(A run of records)
● ● ● ● ● ● ●

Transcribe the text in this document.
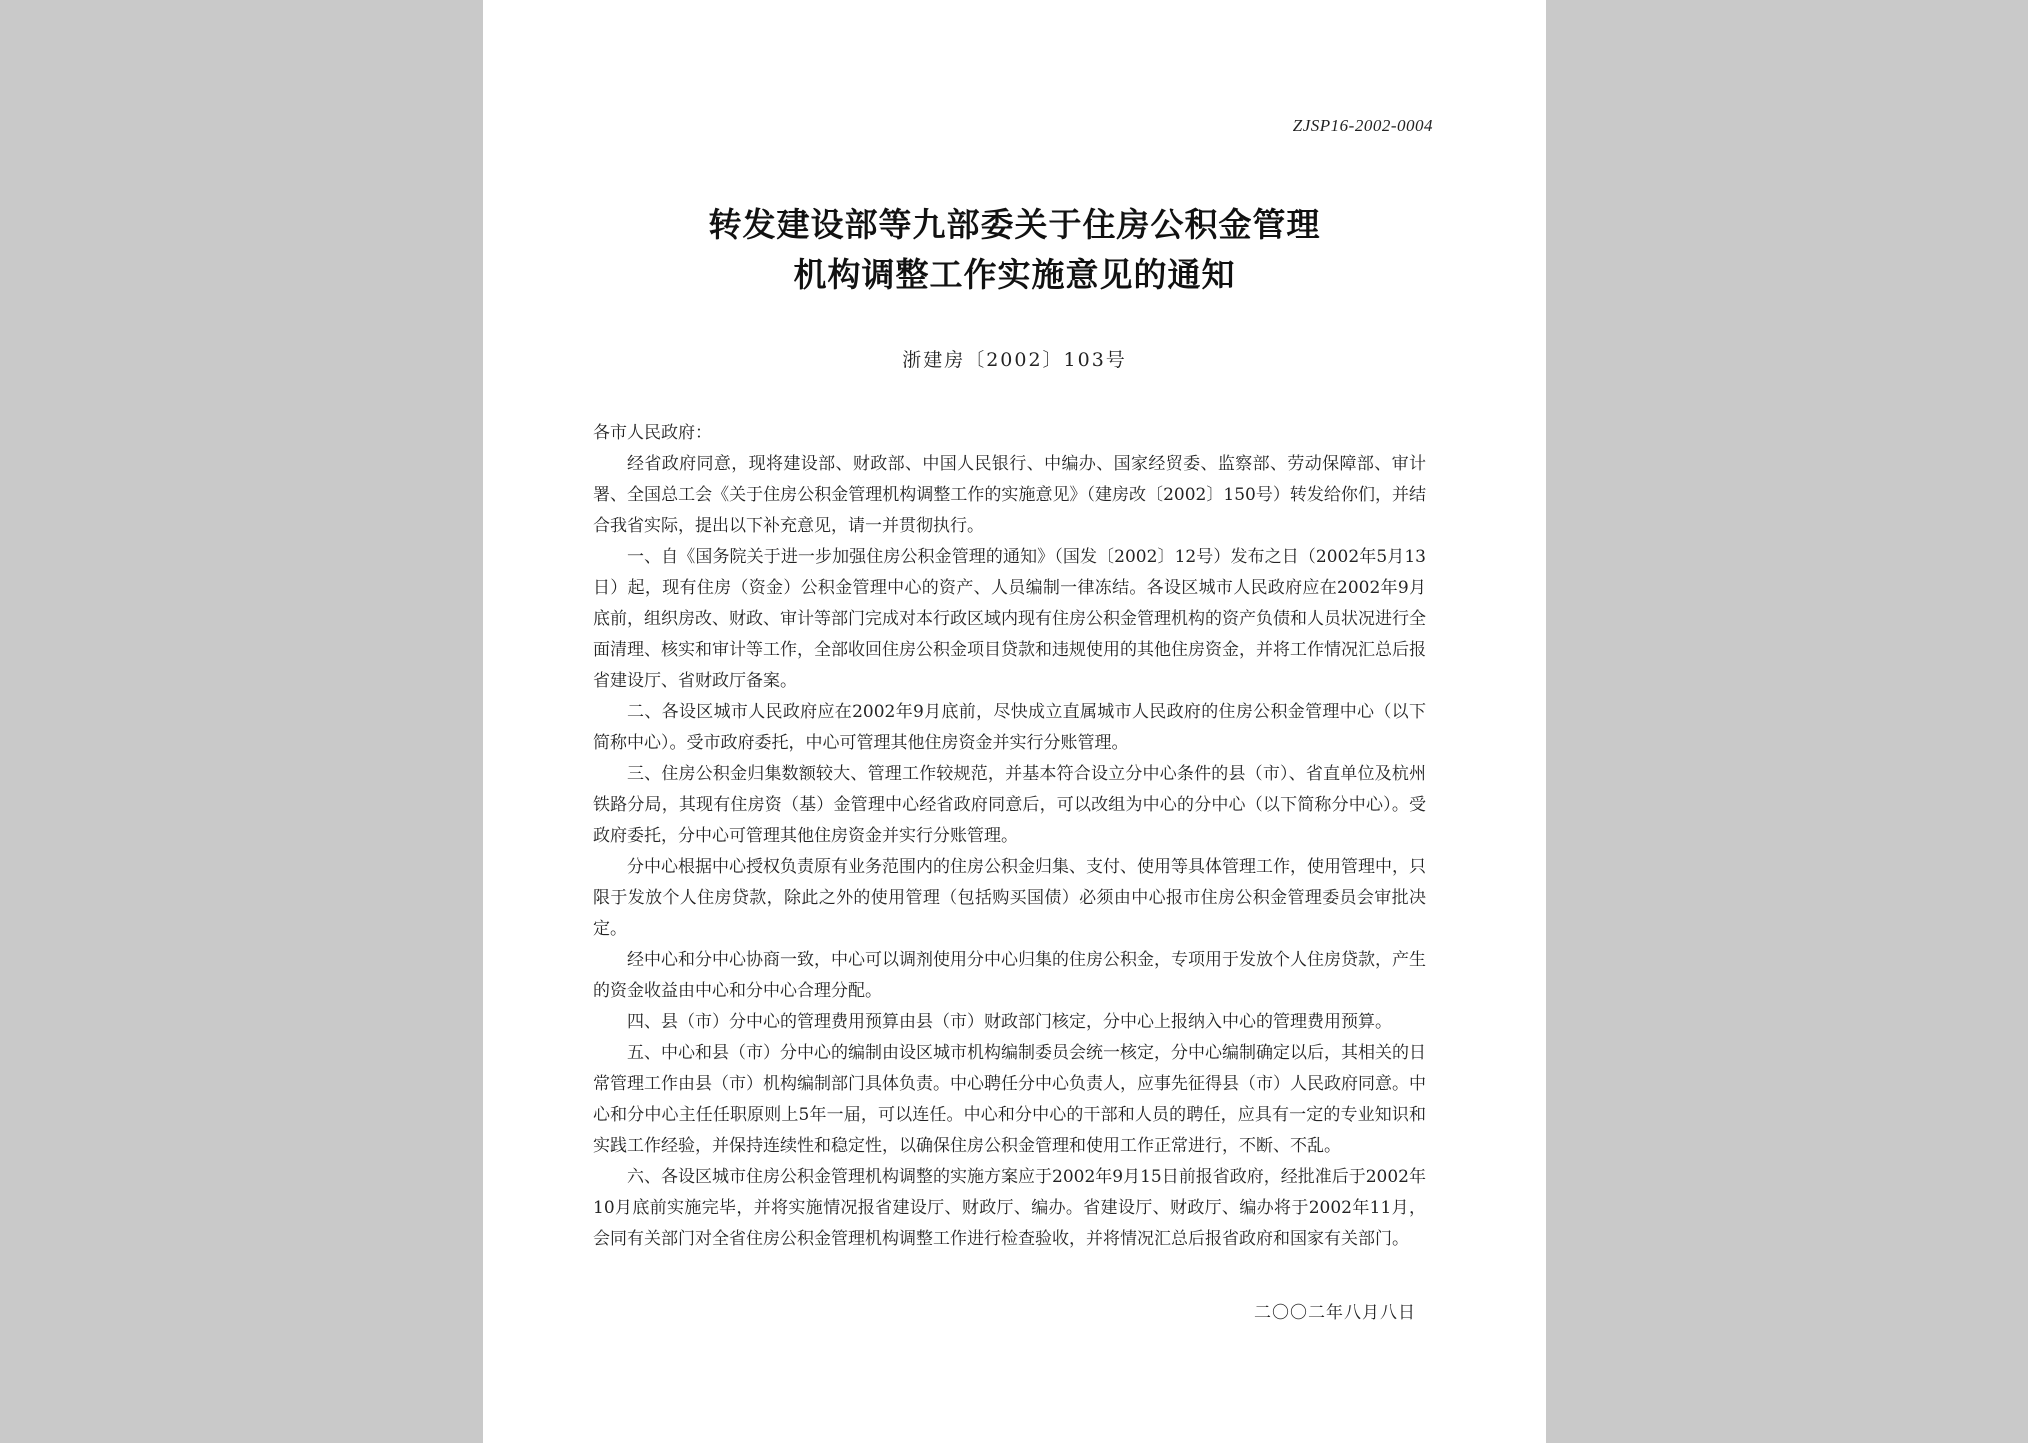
ZJSP16-2002-0004
转发建设部等九部委关于住房公积金管理
机构调整工作实施意见的通知
浙建房〔2002〕103号

各市人民政府：

经省政府同意，现将建设部、财政部、中国人民银行、中编办、国家经贸委、监察部、劳动保障部、审计署、全国总工会《关于住房公积金管理机构调整工作的实施意见》（建房改〔2002〕150号）转发给你们，并结合我省实际，提出以下补充意见，请一并贯彻执行。

一、自《国务院关于进一步加强住房公积金管理的通知》（国发〔2002〕12号）发布之日（2002年5月13日）起，现有住房（资金）公积金管理中心的资产、人员编制一律冻结。各设区城市人民政府应在2002年9月底前，组织房改、财政、审计等部门完成对本行政区域内现有住房公积金管理机构的资产负债和人员状况进行全面清理、核实和审计等工作，全部收回住房公积金项目贷款和违规使用的其他住房资金，并将工作情况汇总后报省建设厅、省财政厅备案。

二、各设区城市人民政府应在2002年9月底前，尽快成立直属城市人民政府的住房公积金管理中心（以下简称中心）。受市政府委托，中心可管理其他住房资金并实行分账管理。

三、住房公积金归集数额较大、管理工作较规范，并基本符合设立分中心条件的县（市）、省直单位及杭州铁路分局，其现有住房资（基）金管理中心经省政府同意后，可以改组为中心的分中心（以下简称分中心）。受政府委托，分中心可管理其他住房资金并实行分账管理。

分中心根据中心授权负责原有业务范围内的住房公积金归集、支付、使用等具体管理工作，使用管理中，只限于发放个人住房贷款，除此之外的使用管理（包括购买国债）必须由中心报市住房公积金管理委员会审批决定。

经中心和分中心协商一致，中心可以调剂使用分中心归集的住房公积金，专项用于发放个人住房贷款，产生的资金收益由中心和分中心合理分配。

四、县（市）分中心的管理费用预算由县（市）财政部门核定，分中心上报纳入中心的管理费用预算。

五、中心和县（市）分中心的编制由设区城市机构编制委员会统一核定，分中心编制确定以后，其相关的日常管理工作由县（市）机构编制部门具体负责。中心聘任分中心负责人，应事先征得县（市）人民政府同意。中心和分中心主任任职原则上5年一届，可以连任。中心和分中心的干部和人员的聘任，应具有一定的专业知识和实践工作经验，并保持连续性和稳定性，以确保住房公积金管理和使用工作正常进行，不断、不乱。

六、各设区城市住房公积金管理机构调整的实施方案应于2002年9月15日前报省政府，经批准后于2002年10月底前实施完毕，并将实施情况报省建设厅、财政厅、编办。省建设厅、财政厅、编办将于2002年11月，会同有关部门对全省住房公积金管理机构调整工作进行检查验收，并将情况汇总后报省政府和国家有关部门。

二〇〇二年八月八日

● ● ● ● ● ● ●

Will you restate every entry word for word and omit the images?

Transcribe the text in this document.
ZJSP16-2002-0004
转发建设部等九部委关于住房公积金管理
机构调整工作实施意见的通知
浙建房〔2002〕103号

各市人民政府：

经省政府同意，现将建设部、财政部、中国人民银行、中编办、国家经贸委、监察部、劳动保障部、审计署、全国总工会《关于住房公积金管理机构调整工作的实施意见》（建房改〔2002〕150号）转发给你们，并结合我省实际，提出以下补充意见，请一并贯彻执行。

一、自《国务院关于进一步加强住房公积金管理的通知》（国发〔2002〕12号）发布之日（2002年5月13日）起，现有住房（资金）公积金管理中心的资产、人员编制一律冻结。各设区城市人民政府应在2002年9月底前，组织房改、财政、审计等部门完成对本行政区域内现有住房公积金管理机构的资产负债和人员状况进行全面清理、核实和审计等工作，全部收回住房公积金项目贷款和违规使用的其他住房资金，并将工作情况汇总后报省建设厅、省财政厅备案。

二、各设区城市人民政府应在2002年9月底前，尽快成立直属城市人民政府的住房公积金管理中心（以下简称中心）。受市政府委托，中心可管理其他住房资金并实行分账管理。

三、住房公积金归集数额较大、管理工作较规范，并基本符合设立分中心条件的县（市）、省直单位及杭州铁路分局，其现有住房资（基）金管理中心经省政府同意后，可以改组为中心的分中心（以下简称分中心）。受政府委托，分中心可管理其他住房资金并实行分账管理。

分中心根据中心授权负责原有业务范围内的住房公积金归集、支付、使用等具体管理工作，使用管理中，只限于发放个人住房贷款，除此之外的使用管理（包括购买国债）必须由中心报市住房公积金管理委员会审批决定。

经中心和分中心协商一致，中心可以调剂使用分中心归集的住房公积金，专项用于发放个人住房贷款，产生的资金收益由中心和分中心合理分配。

四、县（市）分中心的管理费用预算由县（市）财政部门核定，分中心上报纳入中心的管理费用预算。

五、中心和县（市）分中心的编制由设区城市机构编制委员会统一核定，分中心编制确定以后，其相关的日常管理工作由县（市）机构编制部门具体负责。中心聘任分中心负责人，应事先征得县（市）人民政府同意。中心和分中心主任任职原则上5年一届，可以连任。中心和分中心的干部和人员的聘任，应具有一定的专业知识和实践工作经验，并保持连续性和稳定性，以确保住房公积金管理和使用工作正常进行，不断、不乱。

六、各设区城市住房公积金管理机构调整的实施方案应于2002年9月15日前报省政府，经批准后于2002年10月底前实施完毕，并将实施情况报省建设厅、财政厅、编办。省建设厅、财政厅、编办将于2002年11月，会同有关部门对全省住房公积金管理机构调整工作进行检查验收，并将情况汇总后报省政府和国家有关部门。

二〇〇二年八月八日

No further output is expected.